Items from a dataset
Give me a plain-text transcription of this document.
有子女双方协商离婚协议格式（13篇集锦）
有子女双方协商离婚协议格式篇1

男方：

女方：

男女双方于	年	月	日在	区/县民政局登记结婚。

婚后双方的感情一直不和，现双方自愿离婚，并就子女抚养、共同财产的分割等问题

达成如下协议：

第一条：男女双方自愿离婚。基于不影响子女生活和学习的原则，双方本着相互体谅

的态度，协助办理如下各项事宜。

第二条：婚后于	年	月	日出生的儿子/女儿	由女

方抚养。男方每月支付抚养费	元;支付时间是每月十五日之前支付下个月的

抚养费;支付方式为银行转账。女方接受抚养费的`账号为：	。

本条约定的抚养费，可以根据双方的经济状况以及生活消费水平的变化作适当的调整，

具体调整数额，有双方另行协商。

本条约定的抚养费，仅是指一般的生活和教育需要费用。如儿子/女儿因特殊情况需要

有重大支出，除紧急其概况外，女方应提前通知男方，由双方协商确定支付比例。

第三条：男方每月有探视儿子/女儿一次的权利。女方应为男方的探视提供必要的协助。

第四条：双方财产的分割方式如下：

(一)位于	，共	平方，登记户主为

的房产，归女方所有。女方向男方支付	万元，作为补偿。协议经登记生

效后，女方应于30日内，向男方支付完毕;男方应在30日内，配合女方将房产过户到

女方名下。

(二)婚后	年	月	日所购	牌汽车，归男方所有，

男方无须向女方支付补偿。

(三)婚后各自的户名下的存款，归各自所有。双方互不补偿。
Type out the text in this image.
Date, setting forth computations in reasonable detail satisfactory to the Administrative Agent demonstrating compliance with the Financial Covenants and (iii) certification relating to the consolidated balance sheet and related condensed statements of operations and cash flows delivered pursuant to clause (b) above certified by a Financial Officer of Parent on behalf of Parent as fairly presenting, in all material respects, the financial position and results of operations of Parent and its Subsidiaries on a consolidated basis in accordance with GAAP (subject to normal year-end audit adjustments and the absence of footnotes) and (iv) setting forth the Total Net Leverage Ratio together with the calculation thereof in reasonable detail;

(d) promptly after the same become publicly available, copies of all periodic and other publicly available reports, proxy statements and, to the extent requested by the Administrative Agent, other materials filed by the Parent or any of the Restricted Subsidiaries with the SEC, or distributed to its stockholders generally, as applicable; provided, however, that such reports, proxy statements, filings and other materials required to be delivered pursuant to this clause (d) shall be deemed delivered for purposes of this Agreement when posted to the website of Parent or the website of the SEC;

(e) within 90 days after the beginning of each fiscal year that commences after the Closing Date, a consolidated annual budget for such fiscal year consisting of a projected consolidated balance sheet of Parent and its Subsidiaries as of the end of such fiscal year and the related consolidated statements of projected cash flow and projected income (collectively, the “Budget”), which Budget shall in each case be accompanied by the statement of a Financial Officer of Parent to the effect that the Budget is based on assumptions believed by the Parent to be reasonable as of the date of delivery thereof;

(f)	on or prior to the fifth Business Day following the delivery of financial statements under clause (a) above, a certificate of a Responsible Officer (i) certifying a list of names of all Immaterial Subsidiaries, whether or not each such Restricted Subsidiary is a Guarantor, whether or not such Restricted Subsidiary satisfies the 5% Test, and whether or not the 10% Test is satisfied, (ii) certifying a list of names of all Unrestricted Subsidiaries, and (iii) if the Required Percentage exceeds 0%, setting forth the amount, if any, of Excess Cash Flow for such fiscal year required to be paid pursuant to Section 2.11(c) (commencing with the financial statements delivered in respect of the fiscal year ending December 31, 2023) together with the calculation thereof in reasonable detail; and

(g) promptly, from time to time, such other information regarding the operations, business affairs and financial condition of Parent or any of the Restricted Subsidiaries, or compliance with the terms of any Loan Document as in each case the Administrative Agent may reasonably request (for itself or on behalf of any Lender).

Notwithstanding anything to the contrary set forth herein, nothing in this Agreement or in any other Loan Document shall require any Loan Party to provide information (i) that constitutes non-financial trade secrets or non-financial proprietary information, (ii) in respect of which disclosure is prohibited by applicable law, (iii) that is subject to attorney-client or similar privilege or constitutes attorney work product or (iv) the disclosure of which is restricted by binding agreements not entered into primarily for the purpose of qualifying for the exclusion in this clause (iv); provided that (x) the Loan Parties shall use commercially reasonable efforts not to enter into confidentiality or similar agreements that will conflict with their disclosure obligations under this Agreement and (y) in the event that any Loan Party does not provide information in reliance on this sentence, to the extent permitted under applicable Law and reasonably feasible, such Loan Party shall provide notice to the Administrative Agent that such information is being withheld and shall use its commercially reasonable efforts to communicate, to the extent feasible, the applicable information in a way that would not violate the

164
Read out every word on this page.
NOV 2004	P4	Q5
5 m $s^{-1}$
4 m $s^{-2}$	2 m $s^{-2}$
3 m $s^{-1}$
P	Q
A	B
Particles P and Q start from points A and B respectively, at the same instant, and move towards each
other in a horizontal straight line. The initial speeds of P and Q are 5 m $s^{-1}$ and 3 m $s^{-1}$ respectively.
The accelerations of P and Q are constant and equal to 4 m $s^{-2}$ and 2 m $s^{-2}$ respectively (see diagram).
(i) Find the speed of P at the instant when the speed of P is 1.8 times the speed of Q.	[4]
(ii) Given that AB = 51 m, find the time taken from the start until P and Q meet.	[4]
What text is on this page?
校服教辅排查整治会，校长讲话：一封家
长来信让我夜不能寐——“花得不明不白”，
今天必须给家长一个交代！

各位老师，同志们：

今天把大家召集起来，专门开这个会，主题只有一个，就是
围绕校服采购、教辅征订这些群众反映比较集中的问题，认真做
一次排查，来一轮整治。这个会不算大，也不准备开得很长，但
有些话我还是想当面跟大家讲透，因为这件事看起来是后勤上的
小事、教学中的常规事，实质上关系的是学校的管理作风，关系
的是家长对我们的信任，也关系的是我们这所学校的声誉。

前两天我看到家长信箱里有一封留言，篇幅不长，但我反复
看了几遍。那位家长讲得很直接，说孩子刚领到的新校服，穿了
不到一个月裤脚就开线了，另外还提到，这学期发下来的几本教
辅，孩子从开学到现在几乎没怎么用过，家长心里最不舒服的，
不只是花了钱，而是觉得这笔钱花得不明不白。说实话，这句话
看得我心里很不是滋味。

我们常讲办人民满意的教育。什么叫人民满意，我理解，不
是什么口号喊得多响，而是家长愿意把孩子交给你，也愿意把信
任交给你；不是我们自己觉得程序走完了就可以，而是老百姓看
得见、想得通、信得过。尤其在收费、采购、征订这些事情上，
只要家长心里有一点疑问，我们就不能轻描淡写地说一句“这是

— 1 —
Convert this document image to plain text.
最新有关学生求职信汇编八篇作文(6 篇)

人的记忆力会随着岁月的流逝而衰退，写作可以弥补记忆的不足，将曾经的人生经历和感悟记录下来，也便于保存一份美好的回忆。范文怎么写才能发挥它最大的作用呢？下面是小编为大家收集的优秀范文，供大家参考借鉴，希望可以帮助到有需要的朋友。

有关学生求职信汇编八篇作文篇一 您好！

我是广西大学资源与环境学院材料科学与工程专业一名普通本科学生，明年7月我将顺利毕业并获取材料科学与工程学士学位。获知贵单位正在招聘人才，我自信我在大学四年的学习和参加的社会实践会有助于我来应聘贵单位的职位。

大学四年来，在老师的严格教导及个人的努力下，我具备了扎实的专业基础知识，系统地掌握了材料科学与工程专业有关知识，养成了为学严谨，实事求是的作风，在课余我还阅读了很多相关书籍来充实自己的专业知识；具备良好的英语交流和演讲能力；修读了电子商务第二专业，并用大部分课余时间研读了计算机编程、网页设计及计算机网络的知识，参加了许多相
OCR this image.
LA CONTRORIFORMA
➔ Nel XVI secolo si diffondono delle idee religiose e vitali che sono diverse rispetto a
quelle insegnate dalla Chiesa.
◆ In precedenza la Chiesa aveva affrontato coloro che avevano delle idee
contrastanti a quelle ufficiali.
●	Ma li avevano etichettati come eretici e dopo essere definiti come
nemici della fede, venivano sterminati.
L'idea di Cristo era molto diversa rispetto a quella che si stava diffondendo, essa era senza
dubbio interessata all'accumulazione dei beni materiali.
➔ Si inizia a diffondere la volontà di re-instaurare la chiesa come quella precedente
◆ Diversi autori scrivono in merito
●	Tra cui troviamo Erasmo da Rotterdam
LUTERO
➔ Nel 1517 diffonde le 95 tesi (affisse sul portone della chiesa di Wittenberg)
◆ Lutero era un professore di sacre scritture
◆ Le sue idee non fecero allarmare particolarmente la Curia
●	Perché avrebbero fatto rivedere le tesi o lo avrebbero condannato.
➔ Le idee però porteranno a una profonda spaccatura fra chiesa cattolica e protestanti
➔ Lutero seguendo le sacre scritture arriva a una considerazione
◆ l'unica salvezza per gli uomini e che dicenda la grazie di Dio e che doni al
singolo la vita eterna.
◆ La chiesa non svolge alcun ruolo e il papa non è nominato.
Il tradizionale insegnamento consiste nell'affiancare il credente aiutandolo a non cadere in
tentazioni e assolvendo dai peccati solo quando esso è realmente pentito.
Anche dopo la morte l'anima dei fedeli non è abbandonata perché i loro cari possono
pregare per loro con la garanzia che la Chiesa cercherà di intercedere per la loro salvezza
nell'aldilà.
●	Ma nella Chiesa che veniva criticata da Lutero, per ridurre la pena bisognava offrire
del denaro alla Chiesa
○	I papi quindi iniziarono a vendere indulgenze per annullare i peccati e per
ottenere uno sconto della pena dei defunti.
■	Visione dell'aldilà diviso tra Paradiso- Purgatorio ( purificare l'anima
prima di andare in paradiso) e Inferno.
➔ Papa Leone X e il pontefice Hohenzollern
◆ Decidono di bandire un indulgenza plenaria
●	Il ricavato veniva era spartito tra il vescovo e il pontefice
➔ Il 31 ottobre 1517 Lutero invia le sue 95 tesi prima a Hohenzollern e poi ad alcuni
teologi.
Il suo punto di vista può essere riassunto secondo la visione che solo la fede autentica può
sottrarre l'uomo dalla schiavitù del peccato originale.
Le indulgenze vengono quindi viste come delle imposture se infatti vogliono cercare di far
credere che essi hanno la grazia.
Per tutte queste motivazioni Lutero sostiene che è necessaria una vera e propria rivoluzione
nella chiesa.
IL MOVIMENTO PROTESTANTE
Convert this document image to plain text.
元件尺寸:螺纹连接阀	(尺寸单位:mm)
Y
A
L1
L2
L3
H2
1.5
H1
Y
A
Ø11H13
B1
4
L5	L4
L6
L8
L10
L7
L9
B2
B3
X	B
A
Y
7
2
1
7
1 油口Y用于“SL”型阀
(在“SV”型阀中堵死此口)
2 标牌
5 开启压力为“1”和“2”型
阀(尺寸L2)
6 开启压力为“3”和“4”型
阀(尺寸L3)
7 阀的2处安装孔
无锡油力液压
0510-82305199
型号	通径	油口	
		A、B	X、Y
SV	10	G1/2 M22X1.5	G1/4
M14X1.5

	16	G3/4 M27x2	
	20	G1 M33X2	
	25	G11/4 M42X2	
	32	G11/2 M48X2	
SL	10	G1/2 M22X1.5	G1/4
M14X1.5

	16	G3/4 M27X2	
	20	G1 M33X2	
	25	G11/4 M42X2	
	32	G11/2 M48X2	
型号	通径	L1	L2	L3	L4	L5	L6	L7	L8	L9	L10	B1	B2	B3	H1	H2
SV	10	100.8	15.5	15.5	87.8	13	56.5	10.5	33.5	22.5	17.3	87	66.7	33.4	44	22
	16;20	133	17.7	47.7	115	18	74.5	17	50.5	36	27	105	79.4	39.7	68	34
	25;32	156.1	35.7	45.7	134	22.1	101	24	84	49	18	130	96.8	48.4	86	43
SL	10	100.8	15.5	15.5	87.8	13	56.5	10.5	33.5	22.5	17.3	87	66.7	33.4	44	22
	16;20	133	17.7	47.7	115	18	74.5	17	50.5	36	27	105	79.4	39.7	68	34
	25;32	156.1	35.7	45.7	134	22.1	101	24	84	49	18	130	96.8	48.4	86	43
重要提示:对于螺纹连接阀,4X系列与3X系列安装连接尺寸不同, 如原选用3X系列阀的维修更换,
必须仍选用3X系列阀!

## Problem details
How many of the lines in the listing above hold the word "avevano"? Report only that figure.

## Result
2